**EXERCISE REQUIREMENTS**
Set out every line of the records below as a JSON list of strings, with one string per line and blank lines omitted.

[Element-and-box listings]
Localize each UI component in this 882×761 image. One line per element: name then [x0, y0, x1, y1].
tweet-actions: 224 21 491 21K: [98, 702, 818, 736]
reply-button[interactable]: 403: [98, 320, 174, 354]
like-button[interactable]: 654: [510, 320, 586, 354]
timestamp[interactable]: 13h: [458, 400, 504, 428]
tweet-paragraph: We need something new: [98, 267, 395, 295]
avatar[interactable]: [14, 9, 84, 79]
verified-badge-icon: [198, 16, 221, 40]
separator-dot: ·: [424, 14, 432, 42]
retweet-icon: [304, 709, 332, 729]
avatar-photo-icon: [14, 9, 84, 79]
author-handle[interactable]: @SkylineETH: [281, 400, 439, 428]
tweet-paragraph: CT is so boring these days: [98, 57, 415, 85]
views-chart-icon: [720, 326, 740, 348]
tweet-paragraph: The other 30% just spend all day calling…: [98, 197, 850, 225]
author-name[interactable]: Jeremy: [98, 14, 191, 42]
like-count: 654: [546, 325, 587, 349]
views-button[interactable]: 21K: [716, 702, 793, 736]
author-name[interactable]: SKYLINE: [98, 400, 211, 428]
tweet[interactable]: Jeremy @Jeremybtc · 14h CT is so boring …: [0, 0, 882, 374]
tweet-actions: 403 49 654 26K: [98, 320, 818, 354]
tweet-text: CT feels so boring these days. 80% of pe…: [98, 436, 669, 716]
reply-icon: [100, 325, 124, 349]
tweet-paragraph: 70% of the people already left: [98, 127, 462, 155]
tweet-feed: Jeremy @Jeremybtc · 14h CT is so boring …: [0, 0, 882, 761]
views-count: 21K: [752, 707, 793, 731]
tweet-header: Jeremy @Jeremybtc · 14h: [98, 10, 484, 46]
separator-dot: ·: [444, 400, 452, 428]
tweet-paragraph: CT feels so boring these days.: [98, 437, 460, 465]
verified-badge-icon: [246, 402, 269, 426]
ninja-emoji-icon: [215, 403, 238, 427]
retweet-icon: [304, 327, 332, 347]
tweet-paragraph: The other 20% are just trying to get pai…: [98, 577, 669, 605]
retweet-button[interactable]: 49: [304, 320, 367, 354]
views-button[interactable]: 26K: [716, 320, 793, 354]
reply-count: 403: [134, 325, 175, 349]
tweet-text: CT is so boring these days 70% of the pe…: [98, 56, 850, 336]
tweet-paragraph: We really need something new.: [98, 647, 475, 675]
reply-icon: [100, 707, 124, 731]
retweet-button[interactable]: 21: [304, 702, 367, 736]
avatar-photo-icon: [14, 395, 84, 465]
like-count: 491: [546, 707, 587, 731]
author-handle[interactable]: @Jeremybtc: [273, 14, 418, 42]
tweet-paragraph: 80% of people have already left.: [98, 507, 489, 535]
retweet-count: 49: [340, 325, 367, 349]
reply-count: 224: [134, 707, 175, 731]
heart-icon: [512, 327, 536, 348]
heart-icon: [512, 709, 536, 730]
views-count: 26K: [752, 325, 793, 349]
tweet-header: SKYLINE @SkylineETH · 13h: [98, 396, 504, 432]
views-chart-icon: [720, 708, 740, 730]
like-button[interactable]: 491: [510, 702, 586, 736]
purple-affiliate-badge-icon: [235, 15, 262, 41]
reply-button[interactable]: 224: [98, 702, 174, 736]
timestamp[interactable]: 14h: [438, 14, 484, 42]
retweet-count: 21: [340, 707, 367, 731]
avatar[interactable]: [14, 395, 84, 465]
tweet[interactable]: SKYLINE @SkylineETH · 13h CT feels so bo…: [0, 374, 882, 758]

**RESULT BELOW**
[
  "Localize each UI component in this 882×761 image. One line per element: name then [x0, y0, x1, y1].",
  "tweet-actions: 224 21 491 21K: [98, 702, 818, 736]",
  "reply-button[interactable]: 403: [98, 320, 174, 354]",
  "like-button[interactable]: 654: [510, 320, 586, 354]",
  "timestamp[interactable]: 13h: [458, 400, 504, 428]",
  "tweet-paragraph: We need something new: [98, 267, 395, 295]",
  "avatar[interactable]: [14, 9, 84, 79]",
  "verified-badge-icon: [198, 16, 221, 40]",
  "separator-dot: ·: [424, 14, 432, 42]",
  "retweet-icon: [304, 709, 332, 729]",
  "avatar-photo-icon: [14, 9, 84, 79]",
  "author-handle[interactable]: @SkylineETH: [281, 400, 439, 428]",
  "tweet-paragraph: CT is so boring these days: [98, 57, 415, 85]",
  "views-chart-icon: [720, 326, 740, 348]",
  "tweet-paragraph: The other 30% just spend all day calling…: [98, 197, 850, 225]",
  "author-name[interactable]: Jeremy: [98, 14, 191, 42]",
  "like-count: 654: [546, 325, 587, 349]",
  "views-button[interactable]: 21K: [716, 702, 793, 736]",
  "author-name[interactable]: SKYLINE: [98, 400, 211, 428]",
  "tweet[interactable]: Jeremy @Jeremybtc · 14h CT is so boring …: [0, 0, 882, 374]",
  "tweet-actions: 403 49 654 26K: [98, 320, 818, 354]",
  "tweet-text: CT feels so boring these days. 80% of pe…: [98, 436, 669, 716]",
  "reply-icon: [100, 325, 124, 349]",
  "tweet-paragraph: 70% of the people already left: [98, 127, 462, 155]",
  "tweet-feed: Jeremy @Jeremybtc · 14h CT is so boring …: [0, 0, 882, 761]",
  "views-count: 21K: [752, 707, 793, 731]",
  "tweet-header: Jeremy @Jeremybtc · 14h: [98, 10, 484, 46]",
  "separator-dot: ·: [444, 400, 452, 428]",
  "tweet-paragraph: CT feels so boring these days.: [98, 437, 460, 465]",
  "verified-badge-icon: [246, 402, 269, 426]",
  "ninja-emoji-icon: [215, 403, 238, 427]",
  "retweet-icon: [304, 327, 332, 347]",
  "tweet-paragraph: The other 20% are just trying to get pai…: [98, 577, 669, 605]",
  "retweet-button[interactable]: 49: [304, 320, 367, 354]",
  "views-button[interactable]: 26K: [716, 320, 793, 354]",
  "reply-count: 403: [134, 325, 175, 349]",
  "tweet-text: CT is so boring these days 70% of the pe…: [98, 56, 850, 336]",
  "tweet-paragraph: We really need something new.: [98, 647, 475, 675]",
  "reply-icon: [100, 707, 124, 731]",
  "retweet-button[interactable]: 21: [304, 702, 367, 736]",
  "avatar-photo-icon: [14, 395, 84, 465]",
  "like-count: 491: [546, 707, 587, 731]",
  "author-handle[interactable]: @Jeremybtc: [273, 14, 418, 42]",
  "tweet-paragraph: 80% of people have already left.: [98, 507, 489, 535]",
  "retweet-count: 49: [340, 325, 367, 349]",
  "reply-count: 224: [134, 707, 175, 731]",
  "heart-icon: [512, 327, 536, 348]",
  "heart-icon: [512, 709, 536, 730]",
  "views-count: 26K: [752, 325, 793, 349]",
  "tweet-header: SKYLINE @SkylineETH · 13h: [98, 396, 504, 432]",
  "views-chart-icon: [720, 708, 740, 730]",
  "like-button[interactable]: 491: [510, 702, 586, 736]",
  "purple-affiliate-badge-icon: [235, 15, 262, 41]",
  "reply-button[interactable]: 224: [98, 702, 174, 736]",
  "timestamp[interactable]: 14h: [438, 14, 484, 42]",
  "retweet-count: 21: [340, 707, 367, 731]",
  "avatar[interactable]: [14, 395, 84, 465]",
  "tweet[interactable]: SKYLINE @SkylineETH · 13h CT feels so bo…: [0, 374, 882, 758]"
]